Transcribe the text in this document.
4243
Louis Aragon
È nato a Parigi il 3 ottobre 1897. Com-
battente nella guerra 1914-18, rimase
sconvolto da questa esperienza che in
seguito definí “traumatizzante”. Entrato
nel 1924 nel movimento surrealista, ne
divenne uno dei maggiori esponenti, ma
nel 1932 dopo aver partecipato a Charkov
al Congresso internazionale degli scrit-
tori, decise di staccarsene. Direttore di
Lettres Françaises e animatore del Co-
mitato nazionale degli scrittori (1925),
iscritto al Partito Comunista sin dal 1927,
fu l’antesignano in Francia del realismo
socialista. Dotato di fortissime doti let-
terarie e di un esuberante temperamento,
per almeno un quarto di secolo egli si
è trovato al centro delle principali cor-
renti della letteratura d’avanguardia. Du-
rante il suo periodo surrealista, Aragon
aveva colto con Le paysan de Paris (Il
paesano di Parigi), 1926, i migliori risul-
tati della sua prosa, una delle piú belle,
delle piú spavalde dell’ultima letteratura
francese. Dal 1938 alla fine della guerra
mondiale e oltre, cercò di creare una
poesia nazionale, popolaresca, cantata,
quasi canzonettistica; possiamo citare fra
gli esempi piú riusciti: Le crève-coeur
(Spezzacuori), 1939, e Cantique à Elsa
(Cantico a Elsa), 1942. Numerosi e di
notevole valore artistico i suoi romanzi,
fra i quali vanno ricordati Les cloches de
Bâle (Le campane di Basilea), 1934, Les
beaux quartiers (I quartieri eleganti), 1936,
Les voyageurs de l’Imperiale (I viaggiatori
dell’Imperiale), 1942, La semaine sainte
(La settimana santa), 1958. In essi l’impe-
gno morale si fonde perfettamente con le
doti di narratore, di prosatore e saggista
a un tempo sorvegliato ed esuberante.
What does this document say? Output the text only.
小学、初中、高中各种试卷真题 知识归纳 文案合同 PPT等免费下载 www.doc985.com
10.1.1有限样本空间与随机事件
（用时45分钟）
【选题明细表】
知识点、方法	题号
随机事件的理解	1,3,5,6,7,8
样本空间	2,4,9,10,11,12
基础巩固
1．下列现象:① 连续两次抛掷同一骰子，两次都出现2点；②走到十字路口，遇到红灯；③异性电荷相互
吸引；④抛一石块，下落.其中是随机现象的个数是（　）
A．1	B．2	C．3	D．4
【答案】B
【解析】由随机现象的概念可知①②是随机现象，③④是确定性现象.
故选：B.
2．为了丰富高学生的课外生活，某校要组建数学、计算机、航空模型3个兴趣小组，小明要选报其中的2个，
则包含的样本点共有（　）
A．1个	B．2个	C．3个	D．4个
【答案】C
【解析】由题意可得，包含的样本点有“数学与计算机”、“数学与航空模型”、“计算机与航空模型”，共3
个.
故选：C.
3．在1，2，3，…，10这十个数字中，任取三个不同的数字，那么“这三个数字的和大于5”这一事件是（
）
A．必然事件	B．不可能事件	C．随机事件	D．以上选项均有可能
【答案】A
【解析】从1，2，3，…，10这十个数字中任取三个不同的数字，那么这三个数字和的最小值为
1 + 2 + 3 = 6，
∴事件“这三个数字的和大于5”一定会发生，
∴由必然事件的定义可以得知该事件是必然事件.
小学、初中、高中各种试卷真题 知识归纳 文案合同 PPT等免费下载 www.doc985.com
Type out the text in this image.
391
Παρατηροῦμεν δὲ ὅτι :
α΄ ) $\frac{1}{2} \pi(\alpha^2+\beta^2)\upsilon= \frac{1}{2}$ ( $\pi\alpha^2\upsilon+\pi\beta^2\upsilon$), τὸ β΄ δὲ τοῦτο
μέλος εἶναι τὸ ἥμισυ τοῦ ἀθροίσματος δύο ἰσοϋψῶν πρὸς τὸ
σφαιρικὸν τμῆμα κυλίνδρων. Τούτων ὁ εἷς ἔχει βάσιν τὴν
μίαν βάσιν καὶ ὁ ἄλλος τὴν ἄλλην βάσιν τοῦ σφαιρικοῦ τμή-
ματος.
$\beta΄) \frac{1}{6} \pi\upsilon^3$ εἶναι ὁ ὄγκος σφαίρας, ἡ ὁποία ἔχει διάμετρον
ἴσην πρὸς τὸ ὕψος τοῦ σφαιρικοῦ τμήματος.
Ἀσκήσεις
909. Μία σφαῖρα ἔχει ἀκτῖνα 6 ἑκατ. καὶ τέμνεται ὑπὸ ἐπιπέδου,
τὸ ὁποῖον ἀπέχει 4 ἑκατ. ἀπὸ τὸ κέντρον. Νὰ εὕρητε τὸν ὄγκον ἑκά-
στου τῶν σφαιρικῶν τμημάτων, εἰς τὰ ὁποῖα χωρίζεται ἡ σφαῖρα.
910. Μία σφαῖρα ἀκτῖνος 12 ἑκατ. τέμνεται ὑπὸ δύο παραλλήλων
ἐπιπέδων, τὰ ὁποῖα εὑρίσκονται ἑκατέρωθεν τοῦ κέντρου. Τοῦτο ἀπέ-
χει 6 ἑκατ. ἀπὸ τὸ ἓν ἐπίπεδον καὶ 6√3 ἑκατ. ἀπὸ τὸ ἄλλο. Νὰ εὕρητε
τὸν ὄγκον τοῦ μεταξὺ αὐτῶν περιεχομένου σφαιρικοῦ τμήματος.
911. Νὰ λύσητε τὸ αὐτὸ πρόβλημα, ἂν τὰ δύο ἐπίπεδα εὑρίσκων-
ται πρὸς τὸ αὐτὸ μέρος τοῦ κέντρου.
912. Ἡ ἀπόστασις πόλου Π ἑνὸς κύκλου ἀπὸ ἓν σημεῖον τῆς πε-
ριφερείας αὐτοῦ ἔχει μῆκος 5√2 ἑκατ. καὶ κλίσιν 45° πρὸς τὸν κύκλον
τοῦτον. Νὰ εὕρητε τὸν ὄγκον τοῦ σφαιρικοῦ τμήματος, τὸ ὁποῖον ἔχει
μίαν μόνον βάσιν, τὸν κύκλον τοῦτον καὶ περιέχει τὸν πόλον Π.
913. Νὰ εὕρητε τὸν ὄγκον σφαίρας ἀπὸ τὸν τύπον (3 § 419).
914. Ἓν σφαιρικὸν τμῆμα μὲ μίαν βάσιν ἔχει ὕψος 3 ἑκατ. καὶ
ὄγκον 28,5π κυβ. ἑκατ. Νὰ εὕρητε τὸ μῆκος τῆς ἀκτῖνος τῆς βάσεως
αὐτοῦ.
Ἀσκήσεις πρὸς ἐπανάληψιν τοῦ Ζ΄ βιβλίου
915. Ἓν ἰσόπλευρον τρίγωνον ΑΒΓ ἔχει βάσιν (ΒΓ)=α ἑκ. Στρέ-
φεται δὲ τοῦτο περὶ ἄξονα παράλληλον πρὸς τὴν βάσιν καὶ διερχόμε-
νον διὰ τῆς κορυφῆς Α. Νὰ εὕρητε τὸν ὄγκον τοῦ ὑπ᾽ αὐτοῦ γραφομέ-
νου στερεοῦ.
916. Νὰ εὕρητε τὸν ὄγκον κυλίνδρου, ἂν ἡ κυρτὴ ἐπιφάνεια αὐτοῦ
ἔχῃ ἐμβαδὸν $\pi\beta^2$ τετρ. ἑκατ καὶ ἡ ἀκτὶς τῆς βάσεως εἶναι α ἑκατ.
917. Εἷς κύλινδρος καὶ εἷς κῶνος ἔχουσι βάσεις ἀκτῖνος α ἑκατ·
———
Direction> From the data above, pick out each line containing "Aragon" and copy it.

Task solution>
Louis Aragon
rante il suo periodo surrealista, Aragon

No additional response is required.